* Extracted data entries
——————————

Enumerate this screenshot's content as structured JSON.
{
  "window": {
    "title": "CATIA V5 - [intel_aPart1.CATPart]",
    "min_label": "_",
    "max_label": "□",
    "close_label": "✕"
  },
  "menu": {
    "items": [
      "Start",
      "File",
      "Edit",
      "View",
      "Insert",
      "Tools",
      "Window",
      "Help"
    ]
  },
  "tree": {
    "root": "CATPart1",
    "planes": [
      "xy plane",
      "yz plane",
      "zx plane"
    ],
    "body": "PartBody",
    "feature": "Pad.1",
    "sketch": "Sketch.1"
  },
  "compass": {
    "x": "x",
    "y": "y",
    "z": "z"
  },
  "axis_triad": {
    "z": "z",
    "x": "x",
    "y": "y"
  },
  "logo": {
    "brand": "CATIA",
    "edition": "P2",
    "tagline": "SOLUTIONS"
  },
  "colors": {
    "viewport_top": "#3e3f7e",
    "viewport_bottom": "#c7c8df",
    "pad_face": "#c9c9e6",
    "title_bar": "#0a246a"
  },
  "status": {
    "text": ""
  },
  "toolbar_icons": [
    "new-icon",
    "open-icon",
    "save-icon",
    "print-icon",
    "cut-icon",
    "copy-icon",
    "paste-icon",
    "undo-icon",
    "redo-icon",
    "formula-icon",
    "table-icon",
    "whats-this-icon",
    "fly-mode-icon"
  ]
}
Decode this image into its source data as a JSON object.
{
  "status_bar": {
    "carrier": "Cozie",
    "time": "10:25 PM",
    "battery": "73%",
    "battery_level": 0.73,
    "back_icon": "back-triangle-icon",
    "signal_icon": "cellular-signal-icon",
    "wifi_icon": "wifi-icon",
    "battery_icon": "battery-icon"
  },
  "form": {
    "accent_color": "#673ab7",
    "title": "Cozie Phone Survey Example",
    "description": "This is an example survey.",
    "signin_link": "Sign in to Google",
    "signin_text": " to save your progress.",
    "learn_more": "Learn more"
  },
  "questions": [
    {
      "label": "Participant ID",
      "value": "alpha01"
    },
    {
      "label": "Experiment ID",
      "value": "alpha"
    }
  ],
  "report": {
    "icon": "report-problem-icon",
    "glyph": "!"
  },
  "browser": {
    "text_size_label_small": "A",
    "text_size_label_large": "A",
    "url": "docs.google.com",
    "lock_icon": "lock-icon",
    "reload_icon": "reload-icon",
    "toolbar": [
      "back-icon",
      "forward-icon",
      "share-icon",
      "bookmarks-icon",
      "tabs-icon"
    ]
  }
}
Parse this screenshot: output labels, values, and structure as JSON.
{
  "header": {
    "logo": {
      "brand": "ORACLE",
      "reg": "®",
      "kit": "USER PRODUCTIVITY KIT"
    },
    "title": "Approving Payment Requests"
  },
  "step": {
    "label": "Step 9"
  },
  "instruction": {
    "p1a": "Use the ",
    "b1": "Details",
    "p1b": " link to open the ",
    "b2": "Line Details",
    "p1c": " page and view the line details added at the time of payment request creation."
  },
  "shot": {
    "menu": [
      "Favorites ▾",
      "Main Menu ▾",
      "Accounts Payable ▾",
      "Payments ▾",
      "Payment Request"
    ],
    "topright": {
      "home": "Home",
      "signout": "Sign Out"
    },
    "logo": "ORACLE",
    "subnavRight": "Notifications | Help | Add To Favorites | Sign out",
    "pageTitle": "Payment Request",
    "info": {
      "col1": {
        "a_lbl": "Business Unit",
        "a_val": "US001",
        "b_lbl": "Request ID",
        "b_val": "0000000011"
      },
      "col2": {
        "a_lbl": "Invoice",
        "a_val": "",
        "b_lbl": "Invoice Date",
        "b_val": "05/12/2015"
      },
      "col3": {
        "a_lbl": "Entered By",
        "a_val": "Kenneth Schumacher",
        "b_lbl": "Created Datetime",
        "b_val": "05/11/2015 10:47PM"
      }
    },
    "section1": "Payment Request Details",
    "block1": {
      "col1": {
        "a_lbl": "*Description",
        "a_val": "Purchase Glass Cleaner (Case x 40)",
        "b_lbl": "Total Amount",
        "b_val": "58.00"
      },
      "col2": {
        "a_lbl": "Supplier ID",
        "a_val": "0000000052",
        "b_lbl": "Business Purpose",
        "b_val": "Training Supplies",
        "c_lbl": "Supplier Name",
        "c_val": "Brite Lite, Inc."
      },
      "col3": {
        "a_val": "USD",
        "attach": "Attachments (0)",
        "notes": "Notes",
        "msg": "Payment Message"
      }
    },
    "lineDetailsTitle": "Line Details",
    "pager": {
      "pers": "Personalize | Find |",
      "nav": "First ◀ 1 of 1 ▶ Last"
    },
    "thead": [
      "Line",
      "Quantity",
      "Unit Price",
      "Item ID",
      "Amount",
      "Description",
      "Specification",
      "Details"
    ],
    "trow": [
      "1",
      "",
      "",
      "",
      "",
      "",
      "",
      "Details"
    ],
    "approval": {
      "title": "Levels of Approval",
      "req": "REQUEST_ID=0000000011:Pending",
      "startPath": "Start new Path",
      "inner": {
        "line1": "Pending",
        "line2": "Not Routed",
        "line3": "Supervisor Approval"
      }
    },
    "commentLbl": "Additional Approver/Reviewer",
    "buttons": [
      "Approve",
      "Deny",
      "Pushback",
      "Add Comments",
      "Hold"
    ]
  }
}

——————————

Transcribe each entry exactly.

Enumerate this screenshot's content as structured JSON.
{
  "window": {
    "title": "CATIA V5 - [intel_aPart1.CATPart]",
    "min_label": "_",
    "max_label": "□",
    "close_label": "✕"
  },
  "menu": {
    "items": [
      "Start",
      "File",
      "Edit",
      "View",
      "Insert",
      "Tools",
      "Window",
      "Help"
    ]
  },
  "tree": {
    "root": "CATPart1",
    "planes": [
      "xy plane",
      "yz plane",
      "zx plane"
    ],
    "body": "PartBody",
    "feature": "Pad.1",
    "sketch": "Sketch.1"
  },
  "compass": {
    "x": "x",
    "y": "y",
    "z": "z"
  },
  "axis_triad": {
    "z": "z",
    "x": "x",
    "y": "y"
  },
  "logo": {
    "brand": "CATIA",
    "edition": "P2",
    "tagline": "SOLUTIONS"
  },
  "colors": {
    "viewport_top": "#3e3f7e",
    "viewport_bottom": "#c7c8df",
    "pad_face": "#c9c9e6",
    "title_bar": "#0a246a"
  },
  "status": {
    "text": ""
  },
  "toolbar_icons": [
    "new-icon",
    "open-icon",
    "save-icon",
    "print-icon",
    "cut-icon",
    "copy-icon",
    "paste-icon",
    "undo-icon",
    "redo-icon",
    "formula-icon",
    "table-icon",
    "whats-this-icon",
    "fly-mode-icon"
  ]
}
Decode this image into its source data as a JSON object.
{
  "status_bar": {
    "carrier": "Cozie",
    "time": "10:25 PM",
    "battery": "73%",
    "battery_level": 0.73,
    "back_icon": "back-triangle-icon",
    "signal_icon": "cellular-signal-icon",
    "wifi_icon": "wifi-icon",
    "battery_icon": "battery-icon"
  },
  "form": {
    "accent_color": "#673ab7",
    "title": "Cozie Phone Survey Example",
    "description": "This is an example survey.",
    "signin_link": "Sign in to Google",
    "signin_text": " to save your progress.",
    "learn_more": "Learn more"
  },
  "questions": [
    {
      "label": "Participant ID",
      "value": "alpha01"
    },
    {
      "label": "Experiment ID",
      "value": "alpha"
    }
  ],
  "report": {
    "icon": "report-problem-icon",
    "glyph": "!"
  },
  "browser": {
    "text_size_label_small": "A",
    "text_size_label_large": "A",
    "url": "docs.google.com",
    "lock_icon": "lock-icon",
    "reload_icon": "reload-icon",
    "toolbar": [
      "back-icon",
      "forward-icon",
      "share-icon",
      "bookmarks-icon",
      "tabs-icon"
    ]
  }
}
Parse this screenshot: output labels, values, and structure as JSON.
{
  "header": {
    "logo": {
      "brand": "ORACLE",
      "reg": "®",
      "kit": "USER PRODUCTIVITY KIT"
    },
    "title": "Approving Payment Requests"
  },
  "step": {
    "label": "Step 9"
  },
  "instruction": {
    "p1a": "Use the ",
    "b1": "Details",
    "p1b": " link to open the ",
    "b2": "Line Details",
    "p1c": " page and view the line details added at the time of payment request creation."
  },
  "shot": {
    "menu": [
      "Favorites ▾",
      "Main Menu ▾",
      "Accounts Payable ▾",
      "Payments ▾",
      "Payment Request"
    ],
    "topright": {
      "home": "Home",
      "signout": "Sign Out"
    },
    "logo": "ORACLE",
    "subnavRight": "Notifications | Help | Add To Favorites | Sign out",
    "pageTitle": "Payment Request",
    "info": {
      "col1": {
        "a_lbl": "Business Unit",
        "a_val": "US001",
        "b_lbl": "Request ID",
        "b_val": "0000000011"
      },
      "col2": {
        "a_lbl": "Invoice",
        "a_val": "",
        "b_lbl": "Invoice Date",
        "b_val": "05/12/2015"
      },
      "col3": {
        "a_lbl": "Entered By",
        "a_val": "Kenneth Schumacher",
        "b_lbl": "Created Datetime",
        "b_val": "05/11/2015 10:47PM"
      }
    },
    "section1": "Payment Request Details",
    "block1": {
      "col1": {
        "a_lbl": "*Description",
        "a_val": "Purchase Glass Cleaner (Case x 40)",
        "b_lbl": "Total Amount",
        "b_val": "58.00"
      },
      "col2": {
        "a_lbl": "Supplier ID",
        "a_val": "0000000052",
        "b_lbl": "Business Purpose",
        "b_val": "Training Supplies",
        "c_lbl": "Supplier Name",
        "c_val": "Brite Lite, Inc."
      },
      "col3": {
        "a_val": "USD",
        "attach": "Attachments (0)",
        "notes": "Notes",
        "msg": "Payment Message"
      }
    },
    "lineDetailsTitle": "Line Details",
    "pager": {
      "pers": "Personalize | Find |",
      "nav": "First ◀ 1 of 1 ▶ Last"
    },
    "thead": [
      "Line",
      "Quantity",
      "Unit Price",
      "Item ID",
      "Amount",
      "Description",
      "Specification",
      "Details"
    ],
    "trow": [
      "1",
      "",
      "",
      "",
      "",
      "",
      "",
      "Details"
    ],
    "approval": {
      "title": "Levels of Approval",
      "req": "REQUEST_ID=0000000011:Pending",
      "startPath": "Start new Path",
      "inner": {
        "line1": "Pending",
        "line2": "Not Routed",
        "line3": "Supervisor Approval"
      }
    },
    "commentLbl": "Additional Approver/Reviewer",
    "buttons": [
      "Approve",
      "Deny",
      "Pushback",
      "Add Comments",
      "Hold"
    ]
  }
}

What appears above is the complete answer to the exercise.